» Stored entries
+ + + +
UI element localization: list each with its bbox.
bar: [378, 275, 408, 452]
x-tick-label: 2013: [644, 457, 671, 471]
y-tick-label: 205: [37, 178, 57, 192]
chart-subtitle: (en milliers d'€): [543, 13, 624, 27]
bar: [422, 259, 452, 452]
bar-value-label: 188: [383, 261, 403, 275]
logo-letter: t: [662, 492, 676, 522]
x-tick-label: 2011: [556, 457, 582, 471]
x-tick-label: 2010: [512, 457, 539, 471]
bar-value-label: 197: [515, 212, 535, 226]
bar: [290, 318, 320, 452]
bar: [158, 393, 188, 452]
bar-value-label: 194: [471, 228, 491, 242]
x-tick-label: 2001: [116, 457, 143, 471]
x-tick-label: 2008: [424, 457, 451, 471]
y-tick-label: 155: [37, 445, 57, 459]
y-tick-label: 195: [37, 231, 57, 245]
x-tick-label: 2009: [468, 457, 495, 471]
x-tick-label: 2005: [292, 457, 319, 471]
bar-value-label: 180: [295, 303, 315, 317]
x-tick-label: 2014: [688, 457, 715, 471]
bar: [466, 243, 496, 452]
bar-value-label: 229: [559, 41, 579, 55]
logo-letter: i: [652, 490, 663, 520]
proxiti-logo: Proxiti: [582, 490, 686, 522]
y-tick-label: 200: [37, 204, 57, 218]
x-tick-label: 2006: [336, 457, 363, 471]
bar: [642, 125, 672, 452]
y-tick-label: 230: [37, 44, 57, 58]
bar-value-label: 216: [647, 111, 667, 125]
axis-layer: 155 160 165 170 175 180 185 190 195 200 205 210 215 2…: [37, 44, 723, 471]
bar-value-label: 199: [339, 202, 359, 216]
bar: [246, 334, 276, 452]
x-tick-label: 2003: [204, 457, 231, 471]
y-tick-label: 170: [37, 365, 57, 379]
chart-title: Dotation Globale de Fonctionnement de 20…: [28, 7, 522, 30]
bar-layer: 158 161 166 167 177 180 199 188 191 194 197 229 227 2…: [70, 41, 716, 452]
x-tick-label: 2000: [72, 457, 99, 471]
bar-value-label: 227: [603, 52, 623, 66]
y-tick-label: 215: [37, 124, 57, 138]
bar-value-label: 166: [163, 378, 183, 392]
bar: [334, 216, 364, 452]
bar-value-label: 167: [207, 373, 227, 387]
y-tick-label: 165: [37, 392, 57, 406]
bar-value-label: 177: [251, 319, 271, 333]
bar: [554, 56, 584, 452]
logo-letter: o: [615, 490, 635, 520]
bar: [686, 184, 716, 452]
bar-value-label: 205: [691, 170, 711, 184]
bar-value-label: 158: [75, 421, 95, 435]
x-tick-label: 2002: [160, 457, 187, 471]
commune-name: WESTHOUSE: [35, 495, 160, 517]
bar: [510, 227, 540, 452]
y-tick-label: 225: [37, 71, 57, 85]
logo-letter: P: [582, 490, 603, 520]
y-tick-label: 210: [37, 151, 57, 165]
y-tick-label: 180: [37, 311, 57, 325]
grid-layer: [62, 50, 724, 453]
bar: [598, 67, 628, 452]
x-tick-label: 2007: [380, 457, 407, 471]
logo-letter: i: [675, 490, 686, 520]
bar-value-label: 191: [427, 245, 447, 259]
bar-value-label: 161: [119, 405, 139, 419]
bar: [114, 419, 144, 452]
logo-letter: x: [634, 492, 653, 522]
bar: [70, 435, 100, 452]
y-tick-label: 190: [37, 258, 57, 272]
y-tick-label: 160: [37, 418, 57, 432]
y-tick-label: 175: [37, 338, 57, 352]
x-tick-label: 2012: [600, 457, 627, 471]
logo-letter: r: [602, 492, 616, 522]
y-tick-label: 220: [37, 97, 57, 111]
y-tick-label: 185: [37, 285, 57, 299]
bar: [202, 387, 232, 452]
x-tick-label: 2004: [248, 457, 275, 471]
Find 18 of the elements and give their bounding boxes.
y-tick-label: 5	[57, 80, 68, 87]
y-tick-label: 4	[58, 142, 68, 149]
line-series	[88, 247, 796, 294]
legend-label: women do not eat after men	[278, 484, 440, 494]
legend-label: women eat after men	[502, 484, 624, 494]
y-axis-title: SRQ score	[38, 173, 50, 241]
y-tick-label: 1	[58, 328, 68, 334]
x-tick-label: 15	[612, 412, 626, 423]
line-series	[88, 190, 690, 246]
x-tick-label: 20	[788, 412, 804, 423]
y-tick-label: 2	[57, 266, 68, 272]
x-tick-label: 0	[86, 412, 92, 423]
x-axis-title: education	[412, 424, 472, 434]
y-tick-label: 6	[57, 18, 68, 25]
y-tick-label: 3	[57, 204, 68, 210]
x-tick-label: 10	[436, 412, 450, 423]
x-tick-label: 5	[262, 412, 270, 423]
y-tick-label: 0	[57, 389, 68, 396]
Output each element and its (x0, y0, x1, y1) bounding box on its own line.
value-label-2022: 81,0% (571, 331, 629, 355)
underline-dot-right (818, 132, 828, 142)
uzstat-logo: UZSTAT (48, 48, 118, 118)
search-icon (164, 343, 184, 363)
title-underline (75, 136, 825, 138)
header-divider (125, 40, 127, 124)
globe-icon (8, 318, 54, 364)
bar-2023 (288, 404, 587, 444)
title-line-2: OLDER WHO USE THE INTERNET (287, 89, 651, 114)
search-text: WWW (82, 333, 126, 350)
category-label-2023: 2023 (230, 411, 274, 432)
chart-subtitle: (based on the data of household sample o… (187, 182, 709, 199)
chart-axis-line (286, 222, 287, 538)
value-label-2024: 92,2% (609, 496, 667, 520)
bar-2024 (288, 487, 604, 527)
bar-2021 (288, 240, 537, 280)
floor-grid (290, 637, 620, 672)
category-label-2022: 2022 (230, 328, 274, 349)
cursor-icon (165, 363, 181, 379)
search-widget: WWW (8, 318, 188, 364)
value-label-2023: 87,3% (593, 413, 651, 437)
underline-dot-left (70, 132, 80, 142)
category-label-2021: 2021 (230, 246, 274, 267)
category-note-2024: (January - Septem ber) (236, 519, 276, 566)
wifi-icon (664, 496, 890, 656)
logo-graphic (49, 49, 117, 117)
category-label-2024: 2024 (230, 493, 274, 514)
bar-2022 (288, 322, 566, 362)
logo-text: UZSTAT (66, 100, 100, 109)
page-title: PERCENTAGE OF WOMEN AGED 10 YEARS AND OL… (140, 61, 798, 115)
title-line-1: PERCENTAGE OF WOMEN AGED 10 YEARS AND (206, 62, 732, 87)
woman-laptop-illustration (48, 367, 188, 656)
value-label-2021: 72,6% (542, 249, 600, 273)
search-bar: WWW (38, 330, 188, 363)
+ + + +
» What the task requires
Quote verbatim the portion of the listing above that runs from its first line through the line containing "x-tick-label: 2011: [556, 457, 582, 471]", inclusive of both ends.

» The result
UI element localization: list each with its bbox.
bar: [378, 275, 408, 452]
x-tick-label: 2013: [644, 457, 671, 471]
y-tick-label: 205: [37, 178, 57, 192]
chart-subtitle: (en milliers d'€): [543, 13, 624, 27]
bar: [422, 259, 452, 452]
bar-value-label: 188: [383, 261, 403, 275]
logo-letter: t: [662, 492, 676, 522]
x-tick-label: 2011: [556, 457, 582, 471]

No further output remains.